**Record set:**
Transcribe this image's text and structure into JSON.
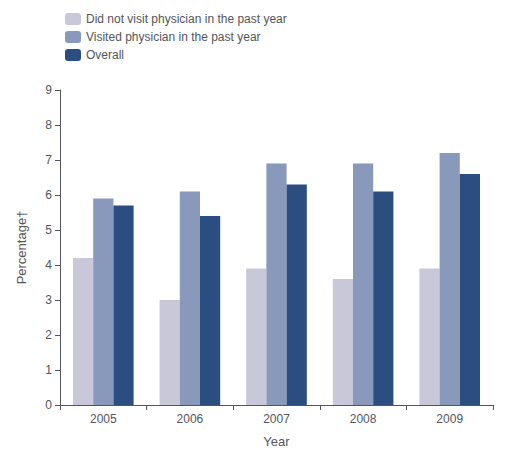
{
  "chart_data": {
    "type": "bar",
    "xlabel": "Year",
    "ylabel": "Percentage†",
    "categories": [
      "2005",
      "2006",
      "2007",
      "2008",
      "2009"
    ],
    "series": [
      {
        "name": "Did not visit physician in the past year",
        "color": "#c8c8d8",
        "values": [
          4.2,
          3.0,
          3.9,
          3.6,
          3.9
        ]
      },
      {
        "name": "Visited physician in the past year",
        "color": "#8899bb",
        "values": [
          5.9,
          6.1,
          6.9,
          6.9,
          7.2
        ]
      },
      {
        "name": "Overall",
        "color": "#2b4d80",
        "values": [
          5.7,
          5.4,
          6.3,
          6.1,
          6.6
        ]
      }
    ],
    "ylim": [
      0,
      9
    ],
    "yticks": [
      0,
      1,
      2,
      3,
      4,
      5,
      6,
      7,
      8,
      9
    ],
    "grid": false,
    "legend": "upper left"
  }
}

**What you need to do:** Every line above should be returned exactly; the pictures stay out.

**Result of the exercise:**
Transcribe this image's text and structure into JSON.
{
  "chart_data": {
    "type": "bar",
    "xlabel": "Year",
    "ylabel": "Percentage†",
    "categories": [
      "2005",
      "2006",
      "2007",
      "2008",
      "2009"
    ],
    "series": [
      {
        "name": "Did not visit physician in the past year",
        "color": "#c8c8d8",
        "values": [
          4.2,
          3.0,
          3.9,
          3.6,
          3.9
        ]
      },
      {
        "name": "Visited physician in the past year",
        "color": "#8899bb",
        "values": [
          5.9,
          6.1,
          6.9,
          6.9,
          7.2
        ]
      },
      {
        "name": "Overall",
        "color": "#2b4d80",
        "values": [
          5.7,
          5.4,
          6.3,
          6.1,
          6.6
        ]
      }
    ],
    "ylim": [
      0,
      9
    ],
    "yticks": [
      0,
      1,
      2,
      3,
      4,
      5,
      6,
      7,
      8,
      9
    ],
    "grid": false,
    "legend": "upper left"
  }
}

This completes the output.